Stored entries:
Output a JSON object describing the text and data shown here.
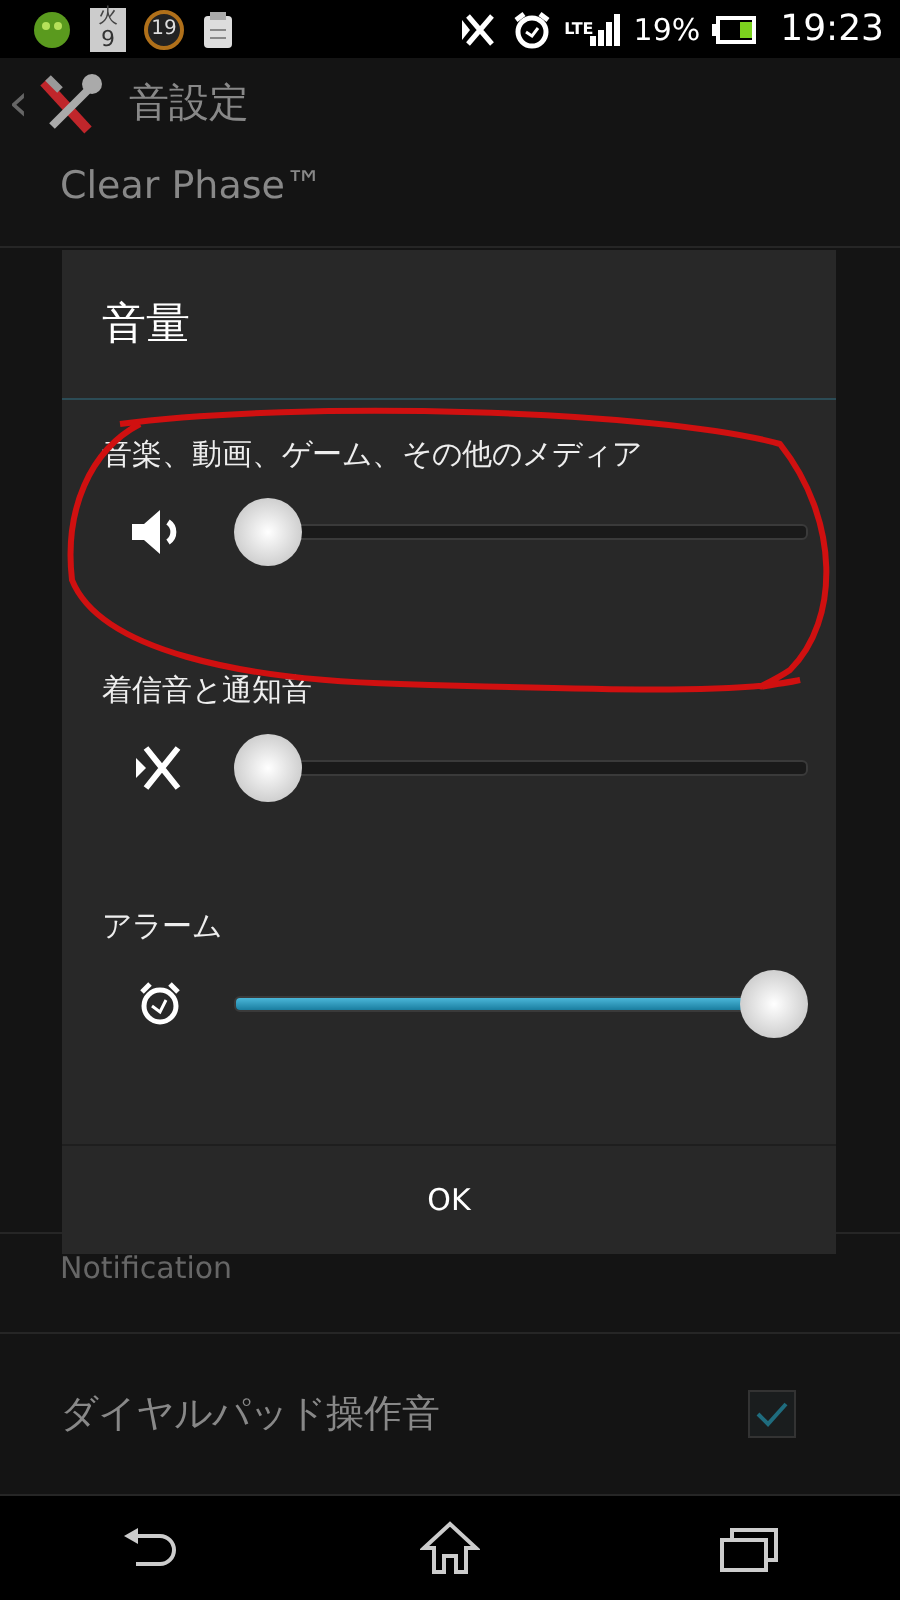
{
  "status_bar": {
    "calendar_day": "火",
    "calendar_date": "9",
    "badge": "19",
    "network": "LTE",
    "battery": "19%",
    "time": "19:23"
  },
  "header": {
    "back": "‹",
    "title": "音設定"
  },
  "settings": [
    {
      "kind": "text",
      "label": "Clear Phase™"
    },
    {
      "kind": "text",
      "label": "Notification"
    },
    {
      "kind": "check",
      "label": "ダイヤルパッド操作音",
      "checked": true
    }
  ],
  "dialog": {
    "title": "音量",
    "sliders": [
      {
        "label": "音楽、動画、ゲーム、その他のメディア",
        "level": 0
      },
      {
        "label": "着信音と通知音",
        "level": 0
      },
      {
        "label": "アラーム",
        "level": 1
      }
    ],
    "button": "OK"
  }
}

*Task*
Quote the material exactly. Pictures stay out.

*Output below*
Output a JSON object describing the text and data shown here.
{
  "status_bar": {
    "calendar_day": "火",
    "calendar_date": "9",
    "badge": "19",
    "network": "LTE",
    "battery": "19%",
    "time": "19:23"
  },
  "header": {
    "back": "‹",
    "title": "音設定"
  },
  "settings": [
    {
      "kind": "text",
      "label": "Clear Phase™"
    },
    {
      "kind": "text",
      "label": "Notification"
    },
    {
      "kind": "check",
      "label": "ダイヤルパッド操作音",
      "checked": true
    }
  ],
  "dialog": {
    "title": "音量",
    "sliders": [
      {
        "label": "音楽、動画、ゲーム、その他のメディア",
        "level": 0
      },
      {
        "label": "着信音と通知音",
        "level": 0
      },
      {
        "label": "アラーム",
        "level": 1
      }
    ],
    "button": "OK"
  }
}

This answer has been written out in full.